--- start Given records ---
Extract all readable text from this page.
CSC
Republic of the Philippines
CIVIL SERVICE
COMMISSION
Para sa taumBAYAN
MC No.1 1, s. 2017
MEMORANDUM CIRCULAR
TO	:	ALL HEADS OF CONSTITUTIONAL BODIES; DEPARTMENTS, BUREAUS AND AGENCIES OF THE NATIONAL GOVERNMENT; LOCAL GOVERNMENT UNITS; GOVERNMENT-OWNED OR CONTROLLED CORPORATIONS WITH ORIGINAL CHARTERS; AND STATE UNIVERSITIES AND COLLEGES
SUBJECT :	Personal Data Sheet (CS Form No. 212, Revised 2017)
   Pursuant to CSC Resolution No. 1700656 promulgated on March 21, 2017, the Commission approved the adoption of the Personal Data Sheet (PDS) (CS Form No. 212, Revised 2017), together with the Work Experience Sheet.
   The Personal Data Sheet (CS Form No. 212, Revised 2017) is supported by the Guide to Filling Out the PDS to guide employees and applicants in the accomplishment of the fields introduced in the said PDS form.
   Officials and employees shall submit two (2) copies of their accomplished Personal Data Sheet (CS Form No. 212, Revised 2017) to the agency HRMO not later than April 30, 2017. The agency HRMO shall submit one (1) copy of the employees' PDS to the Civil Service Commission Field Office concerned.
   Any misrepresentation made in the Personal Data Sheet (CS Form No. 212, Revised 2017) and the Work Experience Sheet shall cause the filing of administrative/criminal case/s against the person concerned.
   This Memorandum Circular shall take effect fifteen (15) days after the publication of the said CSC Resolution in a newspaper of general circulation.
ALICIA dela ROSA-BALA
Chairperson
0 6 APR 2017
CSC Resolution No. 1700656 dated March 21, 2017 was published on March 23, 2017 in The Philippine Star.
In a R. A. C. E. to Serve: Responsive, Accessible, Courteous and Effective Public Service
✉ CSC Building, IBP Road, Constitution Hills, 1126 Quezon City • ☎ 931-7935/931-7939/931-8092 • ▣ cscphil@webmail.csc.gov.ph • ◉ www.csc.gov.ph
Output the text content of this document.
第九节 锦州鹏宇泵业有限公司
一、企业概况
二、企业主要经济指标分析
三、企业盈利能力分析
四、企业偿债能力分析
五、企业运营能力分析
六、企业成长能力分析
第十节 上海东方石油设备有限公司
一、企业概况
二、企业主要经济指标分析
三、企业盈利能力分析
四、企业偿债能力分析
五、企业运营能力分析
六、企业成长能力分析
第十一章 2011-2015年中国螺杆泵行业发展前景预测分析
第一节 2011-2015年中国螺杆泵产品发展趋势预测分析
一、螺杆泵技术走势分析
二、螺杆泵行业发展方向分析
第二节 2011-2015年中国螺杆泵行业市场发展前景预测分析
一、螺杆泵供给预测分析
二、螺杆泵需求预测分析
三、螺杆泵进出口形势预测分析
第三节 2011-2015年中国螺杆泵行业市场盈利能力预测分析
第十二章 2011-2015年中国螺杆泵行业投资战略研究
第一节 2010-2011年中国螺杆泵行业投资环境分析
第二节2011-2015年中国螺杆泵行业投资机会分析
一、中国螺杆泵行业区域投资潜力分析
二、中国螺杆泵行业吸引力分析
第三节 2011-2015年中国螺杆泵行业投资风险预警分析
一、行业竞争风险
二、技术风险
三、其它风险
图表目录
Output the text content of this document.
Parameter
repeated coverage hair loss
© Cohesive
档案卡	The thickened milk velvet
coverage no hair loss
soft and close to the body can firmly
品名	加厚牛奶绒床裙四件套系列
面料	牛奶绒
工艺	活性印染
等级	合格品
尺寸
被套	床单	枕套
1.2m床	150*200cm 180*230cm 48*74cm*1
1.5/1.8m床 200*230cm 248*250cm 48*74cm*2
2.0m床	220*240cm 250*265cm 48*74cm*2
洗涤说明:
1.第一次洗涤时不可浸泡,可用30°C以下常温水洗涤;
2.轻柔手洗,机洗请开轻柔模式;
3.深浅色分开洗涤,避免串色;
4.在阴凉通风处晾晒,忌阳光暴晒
--- end Given records ---
Output the records verbatim, from the first line to the last.

Extract all readable text from this page.
CSC
Republic of the Philippines
CIVIL SERVICE
COMMISSION
Para sa taumBAYAN
MC No.1 1, s. 2017
MEMORANDUM CIRCULAR
TO	:	ALL HEADS OF CONSTITUTIONAL BODIES; DEPARTMENTS, BUREAUS AND AGENCIES OF THE NATIONAL GOVERNMENT; LOCAL GOVERNMENT UNITS; GOVERNMENT-OWNED OR CONTROLLED CORPORATIONS WITH ORIGINAL CHARTERS; AND STATE UNIVERSITIES AND COLLEGES
SUBJECT :	Personal Data Sheet (CS Form No. 212, Revised 2017)
   Pursuant to CSC Resolution No. 1700656 promulgated on March 21, 2017, the Commission approved the adoption of the Personal Data Sheet (PDS) (CS Form No. 212, Revised 2017), together with the Work Experience Sheet.
   The Personal Data Sheet (CS Form No. 212, Revised 2017) is supported by the Guide to Filling Out the PDS to guide employees and applicants in the accomplishment of the fields introduced in the said PDS form.
   Officials and employees shall submit two (2) copies of their accomplished Personal Data Sheet (CS Form No. 212, Revised 2017) to the agency HRMO not later than April 30, 2017. The agency HRMO shall submit one (1) copy of the employees' PDS to the Civil Service Commission Field Office concerned.
   Any misrepresentation made in the Personal Data Sheet (CS Form No. 212, Revised 2017) and the Work Experience Sheet shall cause the filing of administrative/criminal case/s against the person concerned.
   This Memorandum Circular shall take effect fifteen (15) days after the publication of the said CSC Resolution in a newspaper of general circulation.
ALICIA dela ROSA-BALA
Chairperson
0 6 APR 2017
CSC Resolution No. 1700656 dated March 21, 2017 was published on March 23, 2017 in The Philippine Star.
In a R. A. C. E. to Serve: Responsive, Accessible, Courteous and Effective Public Service
✉ CSC Building, IBP Road, Constitution Hills, 1126 Quezon City • ☎ 931-7935/931-7939/931-8092 • ▣ cscphil@webmail.csc.gov.ph • ◉ www.csc.gov.ph
Output the text content of this document.
第九节 锦州鹏宇泵业有限公司
一、企业概况
二、企业主要经济指标分析
三、企业盈利能力分析
四、企业偿债能力分析
五、企业运营能力分析
六、企业成长能力分析
第十节 上海东方石油设备有限公司
一、企业概况
二、企业主要经济指标分析
三、企业盈利能力分析
四、企业偿债能力分析
五、企业运营能力分析
六、企业成长能力分析
第十一章 2011-2015年中国螺杆泵行业发展前景预测分析
第一节 2011-2015年中国螺杆泵产品发展趋势预测分析
一、螺杆泵技术走势分析
二、螺杆泵行业发展方向分析
第二节 2011-2015年中国螺杆泵行业市场发展前景预测分析
一、螺杆泵供给预测分析
二、螺杆泵需求预测分析
三、螺杆泵进出口形势预测分析
第三节 2011-2015年中国螺杆泵行业市场盈利能力预测分析
第十二章 2011-2015年中国螺杆泵行业投资战略研究
第一节 2010-2011年中国螺杆泵行业投资环境分析
第二节2011-2015年中国螺杆泵行业投资机会分析
一、中国螺杆泵行业区域投资潜力分析
二、中国螺杆泵行业吸引力分析
第三节 2011-2015年中国螺杆泵行业投资风险预警分析
一、行业竞争风险
二、技术风险
三、其它风险
图表目录
Output the text content of this document.
Parameter
repeated coverage hair loss
© Cohesive
档案卡	The thickened milk velvet
coverage no hair loss
soft and close to the body can firmly
品名	加厚牛奶绒床裙四件套系列
面料	牛奶绒
工艺	活性印染
等级	合格品
尺寸
被套	床单	枕套
1.2m床	150*200cm 180*230cm 48*74cm*1
1.5/1.8m床 200*230cm 248*250cm 48*74cm*2
2.0m床	220*240cm 250*265cm 48*74cm*2
洗涤说明:
1.第一次洗涤时不可浸泡,可用30°C以下常温水洗涤;
2.轻柔手洗,机洗请开轻柔模式;
3.深浅色分开洗涤,避免串色;
4.在阴凉通风处晾晒,忌阳光暴晒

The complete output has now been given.